Of all the lines in the data below, how many contain "Cell"? Report that number alone.
==== Given records ====
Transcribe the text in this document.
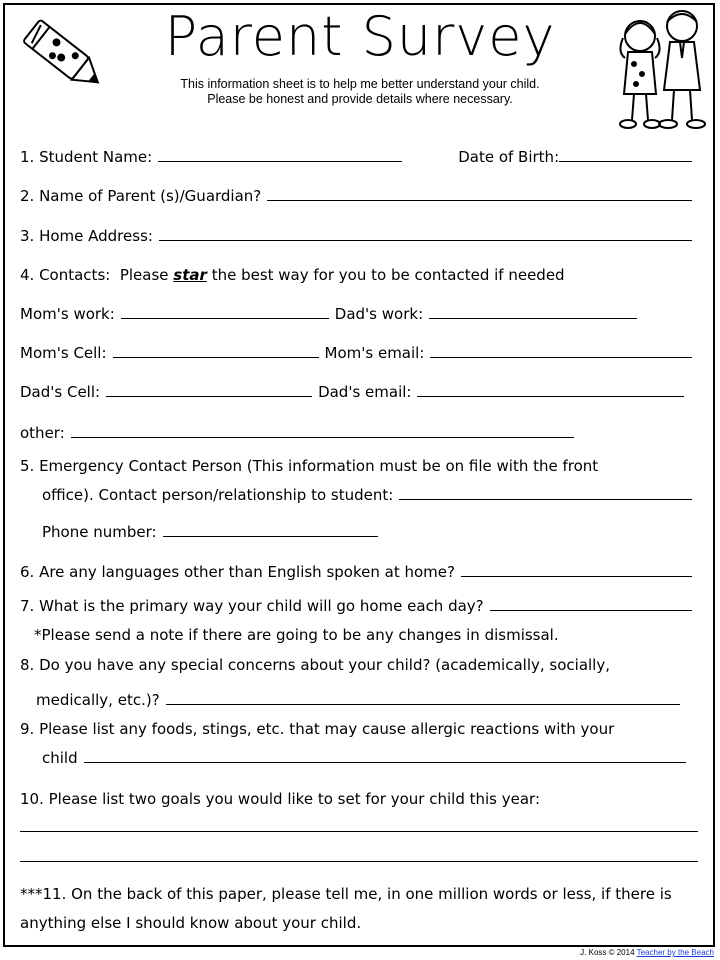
Parent Survey
This information sheet is to help me better understand your child.
Please be honest and provide details where necessary.
1. Student Name:	Date of Birth:
2. Name of Parent (s)/Guardian?
3. Home Address:
4. Contacts:  Please star the best way for you to be contacted if needed
Mom's work:	Dad's work:
Mom's Cell:	Mom's email:
Dad's Cell:	Dad's email:
other:
5. Emergency Contact Person (This information must be on file with the front
office). Contact person/relationship to student:
Phone number:
6. Are any languages other than English spoken at home?
7. What is the primary way your child will go home each day?
*Please send a note if there are going to be any changes in dismissal.
8. Do you have any special concerns about your child? (academically, socially,
medically, etc.)?
9. Please list any foods, stings, etc. that may cause allergic reactions with your
child
10. Please list two goals you would like to set for your child this year:
***11. On the back of this paper, please tell me, in one million words or less, if there is
anything else I should know about your child.
J. Koss © 2014 Teacher by the Beach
====
Answer to the exercise
2